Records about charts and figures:
## start

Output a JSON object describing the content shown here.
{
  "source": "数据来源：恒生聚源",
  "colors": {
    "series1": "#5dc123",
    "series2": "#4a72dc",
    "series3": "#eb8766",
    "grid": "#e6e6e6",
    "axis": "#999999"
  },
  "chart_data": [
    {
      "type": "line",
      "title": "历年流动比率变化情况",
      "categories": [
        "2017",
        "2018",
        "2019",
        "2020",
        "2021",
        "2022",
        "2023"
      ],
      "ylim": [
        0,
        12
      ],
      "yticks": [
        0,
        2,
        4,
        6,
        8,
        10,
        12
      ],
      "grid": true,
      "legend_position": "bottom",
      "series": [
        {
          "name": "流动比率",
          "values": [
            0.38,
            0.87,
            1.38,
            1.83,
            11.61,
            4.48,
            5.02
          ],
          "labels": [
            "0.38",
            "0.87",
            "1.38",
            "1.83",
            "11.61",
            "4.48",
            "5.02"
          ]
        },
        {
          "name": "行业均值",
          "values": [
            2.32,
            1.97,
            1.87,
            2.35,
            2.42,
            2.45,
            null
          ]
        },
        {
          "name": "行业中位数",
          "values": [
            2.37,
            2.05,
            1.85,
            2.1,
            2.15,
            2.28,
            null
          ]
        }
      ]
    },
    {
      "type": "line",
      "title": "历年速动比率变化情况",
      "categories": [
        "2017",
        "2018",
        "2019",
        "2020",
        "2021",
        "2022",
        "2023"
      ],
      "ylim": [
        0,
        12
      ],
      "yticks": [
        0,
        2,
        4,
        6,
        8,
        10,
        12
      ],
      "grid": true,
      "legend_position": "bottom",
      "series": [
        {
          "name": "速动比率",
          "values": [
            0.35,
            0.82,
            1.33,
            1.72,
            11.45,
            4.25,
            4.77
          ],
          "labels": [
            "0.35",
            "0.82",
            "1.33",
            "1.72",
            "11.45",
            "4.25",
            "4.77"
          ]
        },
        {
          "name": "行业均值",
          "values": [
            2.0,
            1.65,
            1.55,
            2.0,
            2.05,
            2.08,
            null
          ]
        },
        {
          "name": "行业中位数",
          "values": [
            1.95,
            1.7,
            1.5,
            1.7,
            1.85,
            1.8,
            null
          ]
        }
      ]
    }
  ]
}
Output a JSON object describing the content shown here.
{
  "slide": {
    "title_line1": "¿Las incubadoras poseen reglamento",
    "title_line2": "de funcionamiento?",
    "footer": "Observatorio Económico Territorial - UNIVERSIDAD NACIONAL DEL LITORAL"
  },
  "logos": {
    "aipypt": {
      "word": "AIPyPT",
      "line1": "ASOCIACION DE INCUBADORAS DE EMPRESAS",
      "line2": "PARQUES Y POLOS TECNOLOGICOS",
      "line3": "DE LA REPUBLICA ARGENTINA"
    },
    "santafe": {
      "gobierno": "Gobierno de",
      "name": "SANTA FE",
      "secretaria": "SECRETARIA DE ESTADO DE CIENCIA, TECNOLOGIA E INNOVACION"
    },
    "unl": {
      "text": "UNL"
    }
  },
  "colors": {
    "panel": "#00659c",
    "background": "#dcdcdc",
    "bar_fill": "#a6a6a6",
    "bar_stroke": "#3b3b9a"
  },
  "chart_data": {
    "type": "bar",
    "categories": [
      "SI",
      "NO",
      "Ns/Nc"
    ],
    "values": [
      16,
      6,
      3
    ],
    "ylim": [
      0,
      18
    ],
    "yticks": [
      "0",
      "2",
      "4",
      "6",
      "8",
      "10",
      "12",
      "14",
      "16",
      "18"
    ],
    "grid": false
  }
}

## end

Output each record precisely as given.

Output a JSON object describing the content shown here.
{
  "source": "数据来源：恒生聚源",
  "colors": {
    "series1": "#5dc123",
    "series2": "#4a72dc",
    "series3": "#eb8766",
    "grid": "#e6e6e6",
    "axis": "#999999"
  },
  "chart_data": [
    {
      "type": "line",
      "title": "历年流动比率变化情况",
      "categories": [
        "2017",
        "2018",
        "2019",
        "2020",
        "2021",
        "2022",
        "2023"
      ],
      "ylim": [
        0,
        12
      ],
      "yticks": [
        0,
        2,
        4,
        6,
        8,
        10,
        12
      ],
      "grid": true,
      "legend_position": "bottom",
      "series": [
        {
          "name": "流动比率",
          "values": [
            0.38,
            0.87,
            1.38,
            1.83,
            11.61,
            4.48,
            5.02
          ],
          "labels": [
            "0.38",
            "0.87",
            "1.38",
            "1.83",
            "11.61",
            "4.48",
            "5.02"
          ]
        },
        {
          "name": "行业均值",
          "values": [
            2.32,
            1.97,
            1.87,
            2.35,
            2.42,
            2.45,
            null
          ]
        },
        {
          "name": "行业中位数",
          "values": [
            2.37,
            2.05,
            1.85,
            2.1,
            2.15,
            2.28,
            null
          ]
        }
      ]
    },
    {
      "type": "line",
      "title": "历年速动比率变化情况",
      "categories": [
        "2017",
        "2018",
        "2019",
        "2020",
        "2021",
        "2022",
        "2023"
      ],
      "ylim": [
        0,
        12
      ],
      "yticks": [
        0,
        2,
        4,
        6,
        8,
        10,
        12
      ],
      "grid": true,
      "legend_position": "bottom",
      "series": [
        {
          "name": "速动比率",
          "values": [
            0.35,
            0.82,
            1.33,
            1.72,
            11.45,
            4.25,
            4.77
          ],
          "labels": [
            "0.35",
            "0.82",
            "1.33",
            "1.72",
            "11.45",
            "4.25",
            "4.77"
          ]
        },
        {
          "name": "行业均值",
          "values": [
            2.0,
            1.65,
            1.55,
            2.0,
            2.05,
            2.08,
            null
          ]
        },
        {
          "name": "行业中位数",
          "values": [
            1.95,
            1.7,
            1.5,
            1.7,
            1.85,
            1.8,
            null
          ]
        }
      ]
    }
  ]
}
Output a JSON object describing the content shown here.
{
  "slide": {
    "title_line1": "¿Las incubadoras poseen reglamento",
    "title_line2": "de funcionamiento?",
    "footer": "Observatorio Económico Territorial - UNIVERSIDAD NACIONAL DEL LITORAL"
  },
  "logos": {
    "aipypt": {
      "word": "AIPyPT",
      "line1": "ASOCIACION DE INCUBADORAS DE EMPRESAS",
      "line2": "PARQUES Y POLOS TECNOLOGICOS",
      "line3": "DE LA REPUBLICA ARGENTINA"
    },
    "santafe": {
      "gobierno": "Gobierno de",
      "name": "SANTA FE",
      "secretaria": "SECRETARIA DE ESTADO DE CIENCIA, TECNOLOGIA E INNOVACION"
    },
    "unl": {
      "text": "UNL"
    }
  },
  "colors": {
    "panel": "#00659c",
    "background": "#dcdcdc",
    "bar_fill": "#a6a6a6",
    "bar_stroke": "#3b3b9a"
  },
  "chart_data": {
    "type": "bar",
    "categories": [
      "SI",
      "NO",
      "Ns/Nc"
    ],
    "values": [
      16,
      6,
      3
    ],
    "ylim": [
      0,
      18
    ],
    "yticks": [
      "0",
      "2",
      "4",
      "6",
      "8",
      "10",
      "12",
      "14",
      "16",
      "18"
    ],
    "grid": false
  }
}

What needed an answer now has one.